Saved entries
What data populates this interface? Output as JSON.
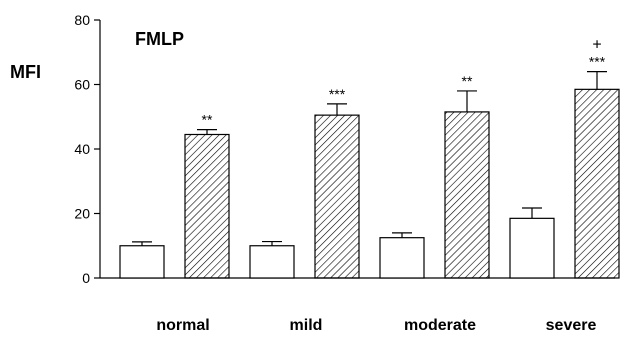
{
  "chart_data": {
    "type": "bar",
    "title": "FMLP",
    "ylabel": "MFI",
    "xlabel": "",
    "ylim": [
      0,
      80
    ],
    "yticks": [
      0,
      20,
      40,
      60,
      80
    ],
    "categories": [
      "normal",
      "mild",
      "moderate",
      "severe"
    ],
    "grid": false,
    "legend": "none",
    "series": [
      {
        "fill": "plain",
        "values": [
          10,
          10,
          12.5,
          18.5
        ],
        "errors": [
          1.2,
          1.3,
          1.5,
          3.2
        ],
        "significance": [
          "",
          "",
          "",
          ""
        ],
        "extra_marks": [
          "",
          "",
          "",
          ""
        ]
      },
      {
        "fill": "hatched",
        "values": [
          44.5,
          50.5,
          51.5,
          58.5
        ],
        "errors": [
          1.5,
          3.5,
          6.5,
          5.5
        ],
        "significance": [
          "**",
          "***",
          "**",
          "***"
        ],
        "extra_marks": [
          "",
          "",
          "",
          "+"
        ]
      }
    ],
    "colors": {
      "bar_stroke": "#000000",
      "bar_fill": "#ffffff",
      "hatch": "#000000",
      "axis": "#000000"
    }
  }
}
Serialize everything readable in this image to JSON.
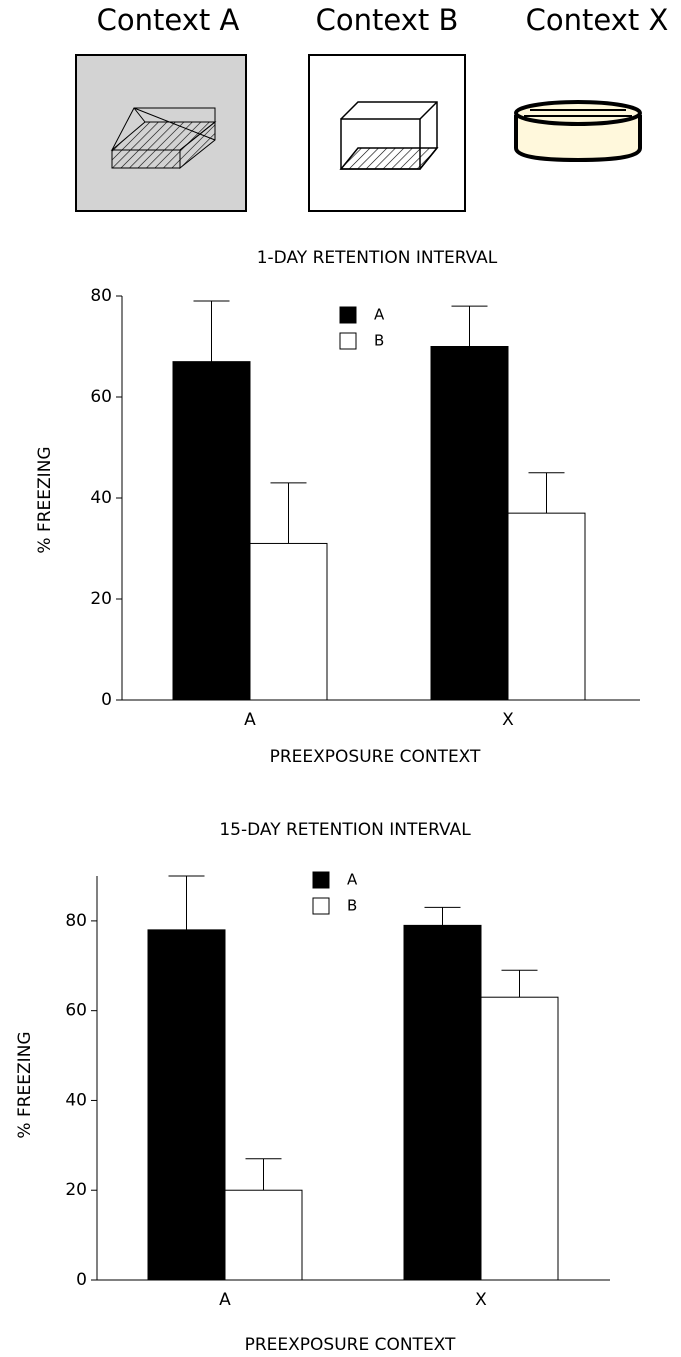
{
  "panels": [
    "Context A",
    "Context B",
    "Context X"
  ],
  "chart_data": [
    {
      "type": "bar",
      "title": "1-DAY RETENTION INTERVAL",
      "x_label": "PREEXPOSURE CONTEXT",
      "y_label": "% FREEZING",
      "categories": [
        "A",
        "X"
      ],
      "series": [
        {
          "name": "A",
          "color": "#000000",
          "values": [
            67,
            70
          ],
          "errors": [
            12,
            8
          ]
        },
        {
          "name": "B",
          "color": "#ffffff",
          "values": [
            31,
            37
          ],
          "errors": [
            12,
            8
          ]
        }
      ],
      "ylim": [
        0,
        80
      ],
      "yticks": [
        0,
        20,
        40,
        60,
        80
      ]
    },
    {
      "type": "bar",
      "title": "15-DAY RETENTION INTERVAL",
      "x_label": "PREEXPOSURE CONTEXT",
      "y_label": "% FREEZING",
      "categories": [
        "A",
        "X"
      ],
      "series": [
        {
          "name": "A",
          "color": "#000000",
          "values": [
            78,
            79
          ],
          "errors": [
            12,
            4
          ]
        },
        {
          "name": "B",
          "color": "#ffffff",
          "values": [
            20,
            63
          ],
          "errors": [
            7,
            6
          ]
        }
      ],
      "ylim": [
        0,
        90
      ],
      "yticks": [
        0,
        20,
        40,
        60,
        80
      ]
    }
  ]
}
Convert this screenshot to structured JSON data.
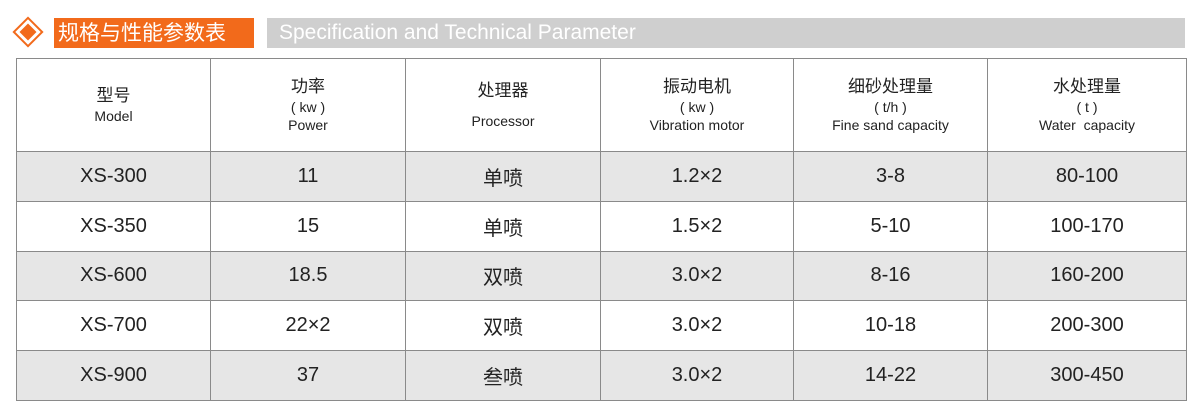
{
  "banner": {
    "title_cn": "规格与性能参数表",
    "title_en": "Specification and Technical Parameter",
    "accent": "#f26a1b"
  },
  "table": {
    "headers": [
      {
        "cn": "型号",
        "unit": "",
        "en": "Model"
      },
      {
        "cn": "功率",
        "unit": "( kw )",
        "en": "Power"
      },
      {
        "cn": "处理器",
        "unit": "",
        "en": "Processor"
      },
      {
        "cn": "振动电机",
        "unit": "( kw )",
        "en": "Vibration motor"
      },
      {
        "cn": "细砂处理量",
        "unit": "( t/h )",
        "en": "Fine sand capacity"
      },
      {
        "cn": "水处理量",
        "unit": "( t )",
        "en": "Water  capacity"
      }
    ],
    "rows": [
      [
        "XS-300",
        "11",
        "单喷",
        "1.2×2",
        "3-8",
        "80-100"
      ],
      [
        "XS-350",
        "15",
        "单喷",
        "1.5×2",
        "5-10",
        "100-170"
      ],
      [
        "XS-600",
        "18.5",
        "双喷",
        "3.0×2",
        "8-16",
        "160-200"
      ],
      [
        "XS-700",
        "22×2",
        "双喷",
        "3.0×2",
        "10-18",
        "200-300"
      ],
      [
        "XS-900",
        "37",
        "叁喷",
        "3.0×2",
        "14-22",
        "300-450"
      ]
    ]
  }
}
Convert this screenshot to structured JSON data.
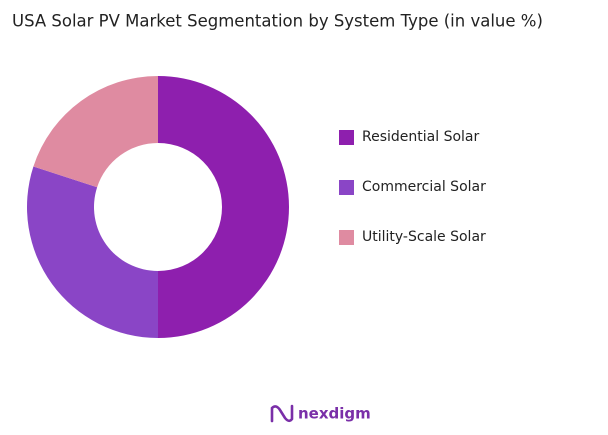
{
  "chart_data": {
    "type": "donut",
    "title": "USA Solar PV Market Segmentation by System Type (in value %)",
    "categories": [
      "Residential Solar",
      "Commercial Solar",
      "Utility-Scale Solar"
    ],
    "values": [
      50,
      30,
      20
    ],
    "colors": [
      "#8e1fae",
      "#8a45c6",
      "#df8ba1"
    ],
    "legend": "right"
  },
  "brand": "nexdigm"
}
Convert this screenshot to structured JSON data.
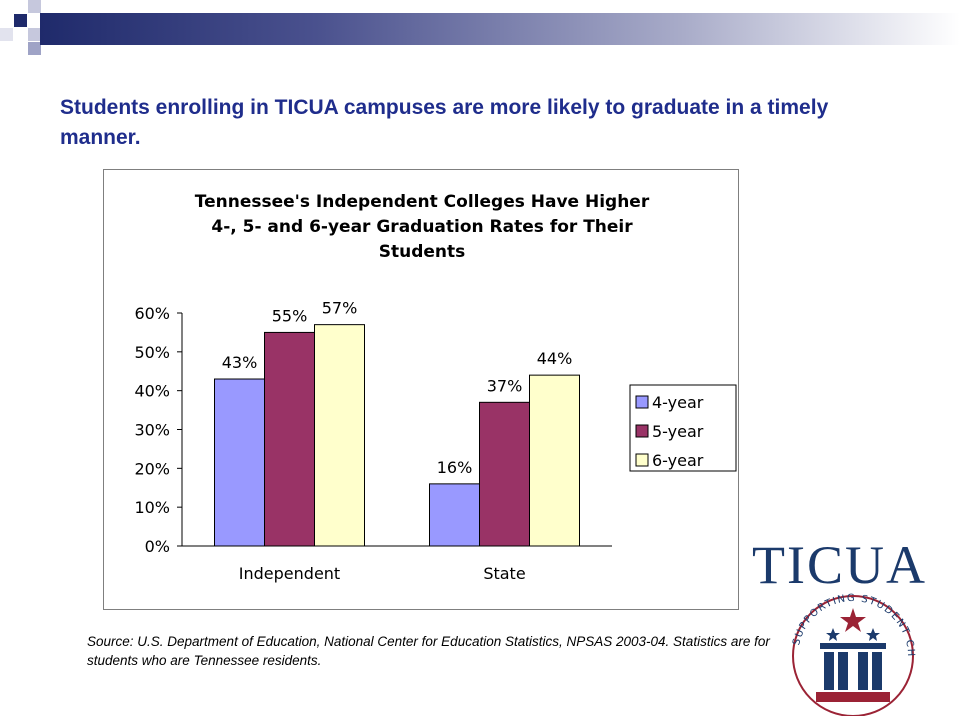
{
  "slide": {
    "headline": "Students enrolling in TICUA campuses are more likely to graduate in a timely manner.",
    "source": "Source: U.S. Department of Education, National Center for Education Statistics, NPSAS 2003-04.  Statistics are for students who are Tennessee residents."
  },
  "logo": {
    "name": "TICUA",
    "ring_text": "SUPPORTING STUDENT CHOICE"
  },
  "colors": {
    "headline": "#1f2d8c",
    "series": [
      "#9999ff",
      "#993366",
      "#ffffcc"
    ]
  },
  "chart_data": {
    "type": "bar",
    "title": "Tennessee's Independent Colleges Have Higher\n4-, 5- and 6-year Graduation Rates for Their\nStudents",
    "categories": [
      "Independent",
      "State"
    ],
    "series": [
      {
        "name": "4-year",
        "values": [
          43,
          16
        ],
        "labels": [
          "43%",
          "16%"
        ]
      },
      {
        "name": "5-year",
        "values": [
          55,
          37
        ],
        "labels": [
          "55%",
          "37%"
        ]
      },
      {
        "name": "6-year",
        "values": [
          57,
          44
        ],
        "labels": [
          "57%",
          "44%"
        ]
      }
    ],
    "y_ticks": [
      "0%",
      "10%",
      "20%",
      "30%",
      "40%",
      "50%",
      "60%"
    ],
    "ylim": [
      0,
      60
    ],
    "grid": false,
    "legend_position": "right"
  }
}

==

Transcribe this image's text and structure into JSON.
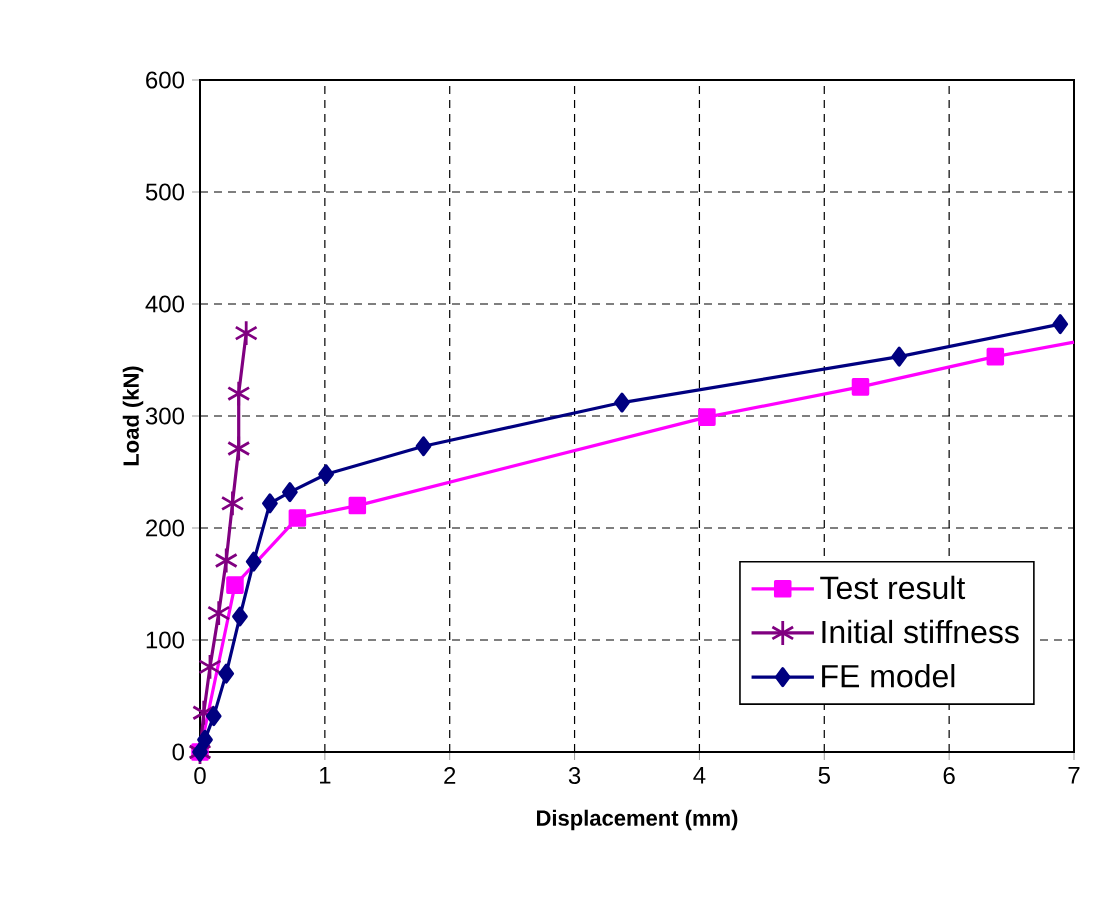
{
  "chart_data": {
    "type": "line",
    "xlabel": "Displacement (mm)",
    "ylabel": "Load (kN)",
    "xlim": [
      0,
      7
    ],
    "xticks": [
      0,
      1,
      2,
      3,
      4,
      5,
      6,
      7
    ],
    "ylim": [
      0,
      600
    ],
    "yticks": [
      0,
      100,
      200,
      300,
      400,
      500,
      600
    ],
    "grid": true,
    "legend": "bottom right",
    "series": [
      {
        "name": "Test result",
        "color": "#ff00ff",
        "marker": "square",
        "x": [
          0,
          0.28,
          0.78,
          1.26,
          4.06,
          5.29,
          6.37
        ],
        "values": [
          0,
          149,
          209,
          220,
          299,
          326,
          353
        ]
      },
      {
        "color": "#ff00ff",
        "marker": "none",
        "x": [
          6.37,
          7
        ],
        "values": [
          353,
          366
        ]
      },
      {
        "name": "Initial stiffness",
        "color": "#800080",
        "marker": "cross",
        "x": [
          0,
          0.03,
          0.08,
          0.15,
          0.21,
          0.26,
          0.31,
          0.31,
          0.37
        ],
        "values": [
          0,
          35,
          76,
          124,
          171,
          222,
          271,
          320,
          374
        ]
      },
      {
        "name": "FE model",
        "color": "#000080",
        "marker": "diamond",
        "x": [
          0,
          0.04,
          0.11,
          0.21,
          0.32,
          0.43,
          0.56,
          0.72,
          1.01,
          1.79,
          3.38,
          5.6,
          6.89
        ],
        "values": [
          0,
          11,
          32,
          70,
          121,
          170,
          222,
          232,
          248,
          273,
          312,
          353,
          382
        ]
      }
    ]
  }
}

* [Task]: Select and copy every line from the records that includes the word "Independent".

* [Task response]:
    "title": "Tennessee's Independent Colleges Have Higher\n4-, 5- and 6-year Graduation Rates for Their\nStudents",
      "Independent",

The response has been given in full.